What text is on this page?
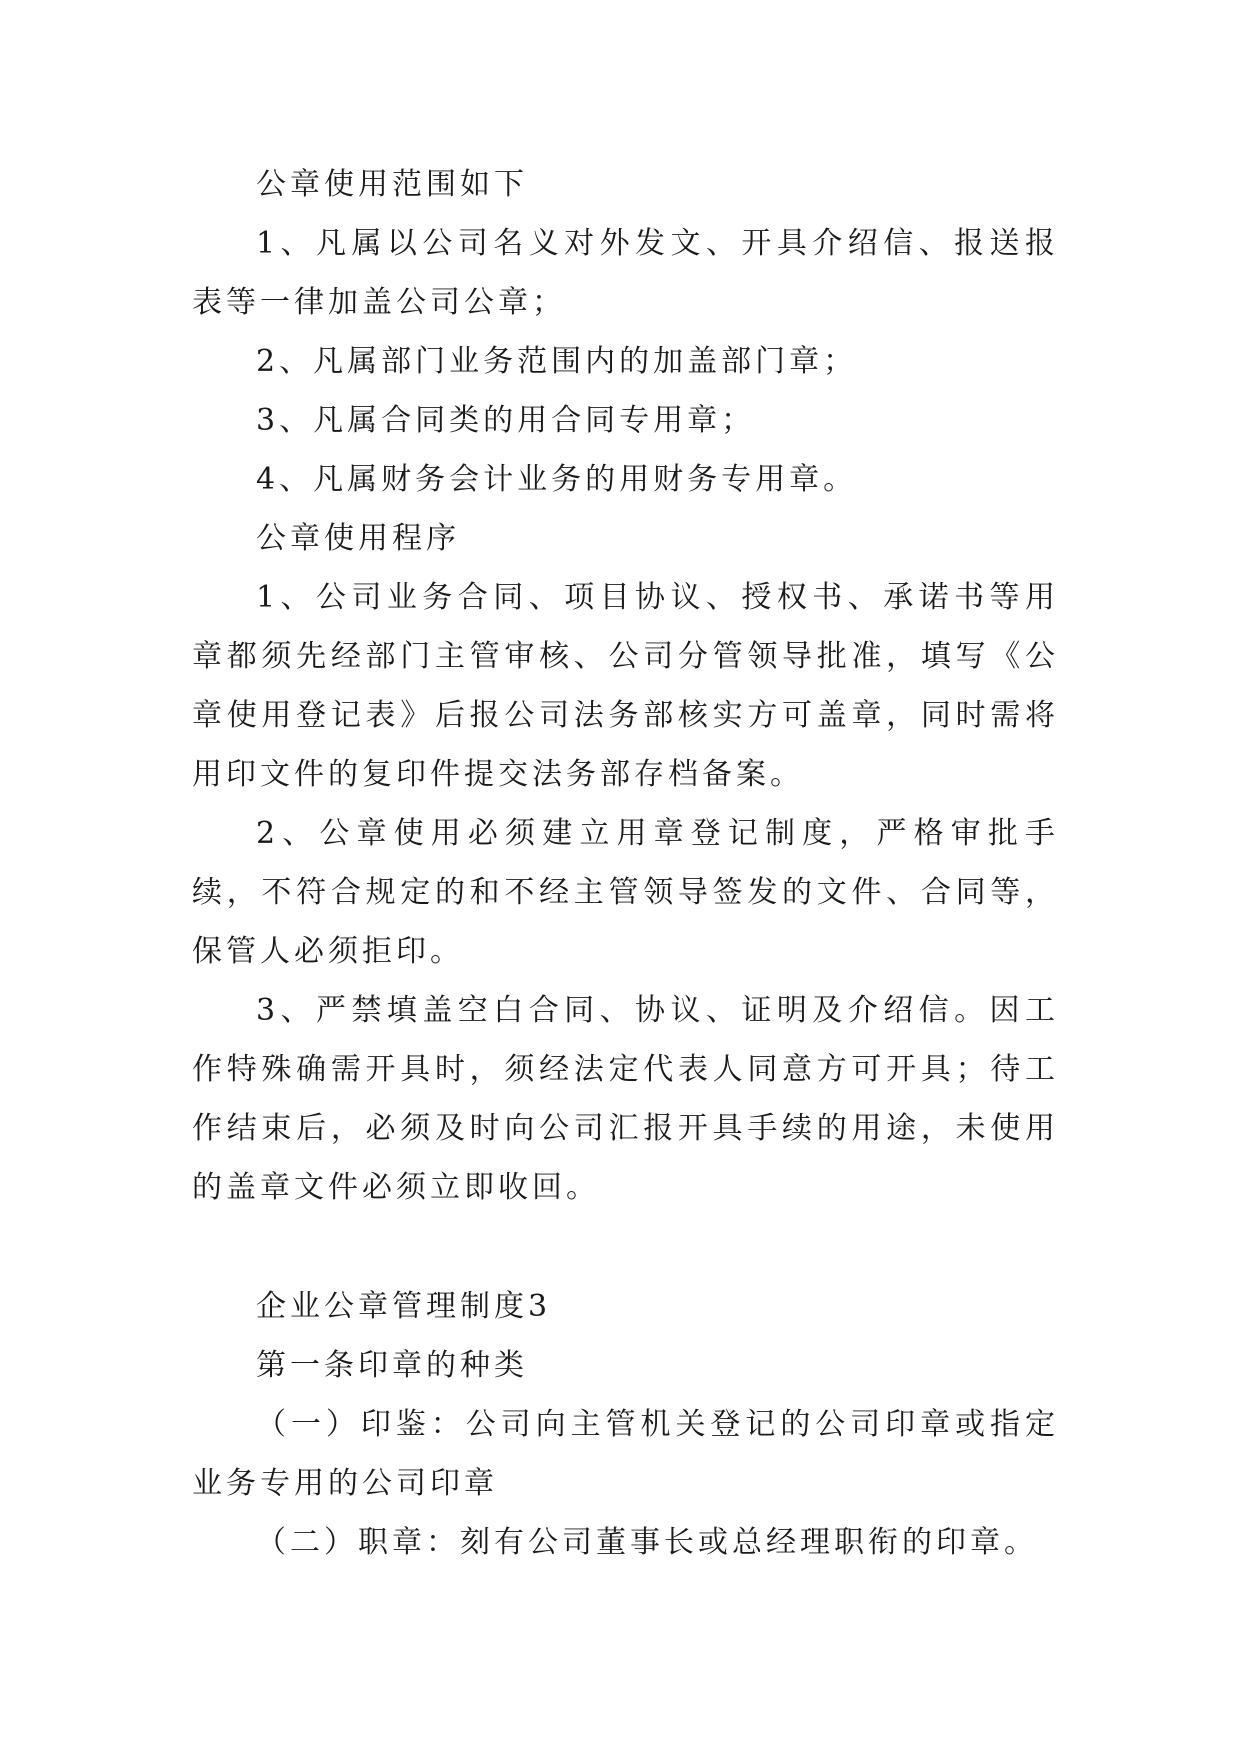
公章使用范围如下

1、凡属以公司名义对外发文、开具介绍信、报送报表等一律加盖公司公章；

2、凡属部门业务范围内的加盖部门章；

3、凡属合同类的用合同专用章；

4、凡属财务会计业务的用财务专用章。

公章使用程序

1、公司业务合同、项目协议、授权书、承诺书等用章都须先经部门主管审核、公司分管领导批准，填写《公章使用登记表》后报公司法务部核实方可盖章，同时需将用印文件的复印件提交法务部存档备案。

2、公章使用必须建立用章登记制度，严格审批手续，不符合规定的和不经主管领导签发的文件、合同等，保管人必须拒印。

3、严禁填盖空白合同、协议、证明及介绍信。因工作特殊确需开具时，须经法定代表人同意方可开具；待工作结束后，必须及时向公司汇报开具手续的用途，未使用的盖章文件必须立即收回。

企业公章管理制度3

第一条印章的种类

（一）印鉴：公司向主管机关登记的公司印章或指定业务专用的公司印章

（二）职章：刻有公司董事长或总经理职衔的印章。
* * * * * * *
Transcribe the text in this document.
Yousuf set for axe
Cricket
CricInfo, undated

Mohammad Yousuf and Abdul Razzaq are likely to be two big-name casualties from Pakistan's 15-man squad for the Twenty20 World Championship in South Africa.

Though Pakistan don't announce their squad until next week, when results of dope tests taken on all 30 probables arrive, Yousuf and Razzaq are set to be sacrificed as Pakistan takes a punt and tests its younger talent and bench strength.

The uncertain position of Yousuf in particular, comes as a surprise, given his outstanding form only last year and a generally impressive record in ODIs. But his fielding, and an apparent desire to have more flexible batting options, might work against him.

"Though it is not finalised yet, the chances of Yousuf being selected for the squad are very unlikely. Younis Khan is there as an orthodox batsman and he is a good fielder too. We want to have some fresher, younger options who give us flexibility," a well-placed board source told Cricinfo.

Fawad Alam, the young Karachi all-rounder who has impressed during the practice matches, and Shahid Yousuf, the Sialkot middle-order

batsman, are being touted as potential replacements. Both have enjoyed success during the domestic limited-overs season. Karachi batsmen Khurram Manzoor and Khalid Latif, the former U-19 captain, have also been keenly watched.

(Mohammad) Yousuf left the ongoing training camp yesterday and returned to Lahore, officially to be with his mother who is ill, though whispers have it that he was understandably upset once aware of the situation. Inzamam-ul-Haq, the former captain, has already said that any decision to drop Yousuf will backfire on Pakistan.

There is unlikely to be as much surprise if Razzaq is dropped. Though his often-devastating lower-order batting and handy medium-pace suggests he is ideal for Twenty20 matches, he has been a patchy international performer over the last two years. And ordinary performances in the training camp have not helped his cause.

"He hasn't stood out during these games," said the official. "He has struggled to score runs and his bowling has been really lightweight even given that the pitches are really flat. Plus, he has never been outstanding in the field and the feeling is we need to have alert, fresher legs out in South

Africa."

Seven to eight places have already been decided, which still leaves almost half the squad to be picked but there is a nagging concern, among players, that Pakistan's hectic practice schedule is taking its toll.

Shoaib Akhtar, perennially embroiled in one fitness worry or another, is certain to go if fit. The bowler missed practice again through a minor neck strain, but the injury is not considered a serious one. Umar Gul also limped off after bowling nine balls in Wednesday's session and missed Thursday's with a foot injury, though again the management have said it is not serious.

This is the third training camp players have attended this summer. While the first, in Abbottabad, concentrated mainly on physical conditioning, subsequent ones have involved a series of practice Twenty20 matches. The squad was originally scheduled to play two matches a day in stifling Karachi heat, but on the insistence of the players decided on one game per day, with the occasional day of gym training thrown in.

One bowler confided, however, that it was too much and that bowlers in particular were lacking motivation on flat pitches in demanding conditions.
* * * * * * *
EXERCISE TASK | Each line in the listing above either holds the string "text" or does not; state how many do, giving the number only.

ANSWER FOR THIS EXERCISE | 2